Data supplied:
* * * * *
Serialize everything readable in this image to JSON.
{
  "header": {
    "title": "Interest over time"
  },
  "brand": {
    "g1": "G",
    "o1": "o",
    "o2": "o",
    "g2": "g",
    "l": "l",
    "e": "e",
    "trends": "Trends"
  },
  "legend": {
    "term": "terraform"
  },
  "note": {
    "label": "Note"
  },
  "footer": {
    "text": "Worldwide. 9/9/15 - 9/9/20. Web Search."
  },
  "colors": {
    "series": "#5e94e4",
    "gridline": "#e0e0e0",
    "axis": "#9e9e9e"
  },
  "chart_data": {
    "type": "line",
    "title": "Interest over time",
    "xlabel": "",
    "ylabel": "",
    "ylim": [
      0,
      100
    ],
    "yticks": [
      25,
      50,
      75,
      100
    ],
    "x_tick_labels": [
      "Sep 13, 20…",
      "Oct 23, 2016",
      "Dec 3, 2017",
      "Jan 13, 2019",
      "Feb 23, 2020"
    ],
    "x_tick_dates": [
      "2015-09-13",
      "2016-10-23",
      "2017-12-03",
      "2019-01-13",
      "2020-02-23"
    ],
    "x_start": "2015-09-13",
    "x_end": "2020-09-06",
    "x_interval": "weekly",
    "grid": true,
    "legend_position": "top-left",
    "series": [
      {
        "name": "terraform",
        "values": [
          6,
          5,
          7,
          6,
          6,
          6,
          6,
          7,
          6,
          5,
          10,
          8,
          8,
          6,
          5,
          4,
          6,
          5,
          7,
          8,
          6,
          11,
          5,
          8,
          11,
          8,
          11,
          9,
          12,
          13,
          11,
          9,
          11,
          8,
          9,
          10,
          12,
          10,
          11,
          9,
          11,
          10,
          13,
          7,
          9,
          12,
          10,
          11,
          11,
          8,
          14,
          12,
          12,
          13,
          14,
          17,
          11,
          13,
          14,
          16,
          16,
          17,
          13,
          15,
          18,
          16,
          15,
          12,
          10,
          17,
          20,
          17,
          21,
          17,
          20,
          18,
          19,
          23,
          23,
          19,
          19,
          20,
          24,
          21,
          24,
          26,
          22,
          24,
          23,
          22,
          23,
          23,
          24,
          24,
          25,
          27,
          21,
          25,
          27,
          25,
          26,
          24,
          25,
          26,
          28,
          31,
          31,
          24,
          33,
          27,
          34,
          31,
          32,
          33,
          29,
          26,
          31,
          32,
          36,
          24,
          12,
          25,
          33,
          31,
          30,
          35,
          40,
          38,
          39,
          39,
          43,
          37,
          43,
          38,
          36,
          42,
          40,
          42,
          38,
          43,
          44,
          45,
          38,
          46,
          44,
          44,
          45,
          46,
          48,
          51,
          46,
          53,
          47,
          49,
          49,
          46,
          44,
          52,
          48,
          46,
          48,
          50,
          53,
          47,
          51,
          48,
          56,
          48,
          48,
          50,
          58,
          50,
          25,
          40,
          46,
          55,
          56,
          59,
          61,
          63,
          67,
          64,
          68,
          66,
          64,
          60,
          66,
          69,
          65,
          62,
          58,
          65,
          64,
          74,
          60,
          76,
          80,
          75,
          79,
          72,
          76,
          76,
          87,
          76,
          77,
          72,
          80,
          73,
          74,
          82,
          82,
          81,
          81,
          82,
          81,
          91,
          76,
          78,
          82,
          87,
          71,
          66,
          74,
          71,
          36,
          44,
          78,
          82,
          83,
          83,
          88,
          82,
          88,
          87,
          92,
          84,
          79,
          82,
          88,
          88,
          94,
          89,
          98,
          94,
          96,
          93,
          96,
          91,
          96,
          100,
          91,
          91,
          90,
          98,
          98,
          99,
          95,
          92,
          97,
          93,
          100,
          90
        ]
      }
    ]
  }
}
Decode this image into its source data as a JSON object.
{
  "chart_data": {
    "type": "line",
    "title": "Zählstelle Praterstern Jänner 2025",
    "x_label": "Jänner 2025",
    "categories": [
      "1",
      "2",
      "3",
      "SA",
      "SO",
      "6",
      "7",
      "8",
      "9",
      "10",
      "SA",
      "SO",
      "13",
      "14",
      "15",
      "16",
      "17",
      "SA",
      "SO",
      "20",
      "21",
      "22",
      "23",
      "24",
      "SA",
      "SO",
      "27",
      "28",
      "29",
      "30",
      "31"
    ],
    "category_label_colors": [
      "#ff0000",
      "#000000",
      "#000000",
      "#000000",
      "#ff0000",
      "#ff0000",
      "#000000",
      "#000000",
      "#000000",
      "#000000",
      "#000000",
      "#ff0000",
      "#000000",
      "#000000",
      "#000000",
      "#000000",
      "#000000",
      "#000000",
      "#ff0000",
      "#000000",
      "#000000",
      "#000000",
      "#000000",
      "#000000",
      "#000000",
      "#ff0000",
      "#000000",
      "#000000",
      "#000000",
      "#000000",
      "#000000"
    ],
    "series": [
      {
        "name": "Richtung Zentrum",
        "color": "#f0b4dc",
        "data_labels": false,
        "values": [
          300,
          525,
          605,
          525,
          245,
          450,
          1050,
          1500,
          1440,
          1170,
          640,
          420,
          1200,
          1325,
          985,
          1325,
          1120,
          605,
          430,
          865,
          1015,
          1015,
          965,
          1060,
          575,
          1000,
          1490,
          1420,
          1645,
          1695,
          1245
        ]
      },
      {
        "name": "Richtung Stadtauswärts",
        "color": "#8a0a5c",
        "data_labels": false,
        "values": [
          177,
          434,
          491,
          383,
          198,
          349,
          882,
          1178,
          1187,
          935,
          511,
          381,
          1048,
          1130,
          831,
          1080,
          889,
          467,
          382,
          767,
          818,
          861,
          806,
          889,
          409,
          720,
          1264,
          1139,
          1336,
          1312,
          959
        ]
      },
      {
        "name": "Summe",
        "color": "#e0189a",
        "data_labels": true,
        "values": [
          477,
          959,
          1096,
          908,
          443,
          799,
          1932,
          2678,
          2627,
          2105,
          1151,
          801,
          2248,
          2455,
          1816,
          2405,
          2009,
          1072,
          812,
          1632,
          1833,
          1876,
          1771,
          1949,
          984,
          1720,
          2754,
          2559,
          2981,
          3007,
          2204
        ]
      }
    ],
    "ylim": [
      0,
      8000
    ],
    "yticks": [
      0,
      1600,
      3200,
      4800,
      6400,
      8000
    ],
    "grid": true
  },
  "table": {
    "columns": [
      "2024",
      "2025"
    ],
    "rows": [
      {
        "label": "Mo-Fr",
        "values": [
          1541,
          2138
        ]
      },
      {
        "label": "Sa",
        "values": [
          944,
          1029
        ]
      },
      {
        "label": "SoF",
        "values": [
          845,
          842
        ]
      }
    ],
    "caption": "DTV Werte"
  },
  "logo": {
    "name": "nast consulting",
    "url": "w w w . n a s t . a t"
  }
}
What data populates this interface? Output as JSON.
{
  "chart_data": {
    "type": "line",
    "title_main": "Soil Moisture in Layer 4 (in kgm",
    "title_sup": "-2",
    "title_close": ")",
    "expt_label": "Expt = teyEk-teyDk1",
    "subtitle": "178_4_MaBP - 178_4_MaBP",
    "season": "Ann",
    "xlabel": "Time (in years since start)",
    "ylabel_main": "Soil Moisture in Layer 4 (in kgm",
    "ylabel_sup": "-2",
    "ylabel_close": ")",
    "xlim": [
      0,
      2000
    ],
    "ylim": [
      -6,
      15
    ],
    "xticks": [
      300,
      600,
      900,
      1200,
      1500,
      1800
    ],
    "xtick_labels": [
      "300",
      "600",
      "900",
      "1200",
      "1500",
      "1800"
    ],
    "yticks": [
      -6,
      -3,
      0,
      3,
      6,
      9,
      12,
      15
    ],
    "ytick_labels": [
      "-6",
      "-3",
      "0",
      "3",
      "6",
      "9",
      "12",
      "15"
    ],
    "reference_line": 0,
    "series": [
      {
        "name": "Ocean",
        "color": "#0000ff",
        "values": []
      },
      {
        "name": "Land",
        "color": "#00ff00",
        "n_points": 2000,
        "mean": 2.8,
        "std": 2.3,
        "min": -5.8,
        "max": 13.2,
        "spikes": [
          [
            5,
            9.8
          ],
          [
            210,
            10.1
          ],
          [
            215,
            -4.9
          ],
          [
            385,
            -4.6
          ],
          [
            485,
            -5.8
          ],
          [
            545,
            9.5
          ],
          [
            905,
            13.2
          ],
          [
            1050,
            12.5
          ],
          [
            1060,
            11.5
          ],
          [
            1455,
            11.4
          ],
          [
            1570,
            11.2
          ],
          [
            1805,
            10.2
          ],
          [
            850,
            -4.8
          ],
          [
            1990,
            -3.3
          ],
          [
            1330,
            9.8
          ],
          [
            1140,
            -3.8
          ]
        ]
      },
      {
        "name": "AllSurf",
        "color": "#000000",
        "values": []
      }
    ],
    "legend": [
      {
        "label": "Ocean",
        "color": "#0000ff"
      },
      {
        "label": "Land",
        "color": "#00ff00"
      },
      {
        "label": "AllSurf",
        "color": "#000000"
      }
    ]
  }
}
* * * * *
What you need to do:
Point out every line holding the string "Layer" and copy it.

Answer below:
    "title_main": "Soil Moisture in Layer 4 (in kgm",
    "ylabel_main": "Soil Moisture in Layer 4 (in kgm",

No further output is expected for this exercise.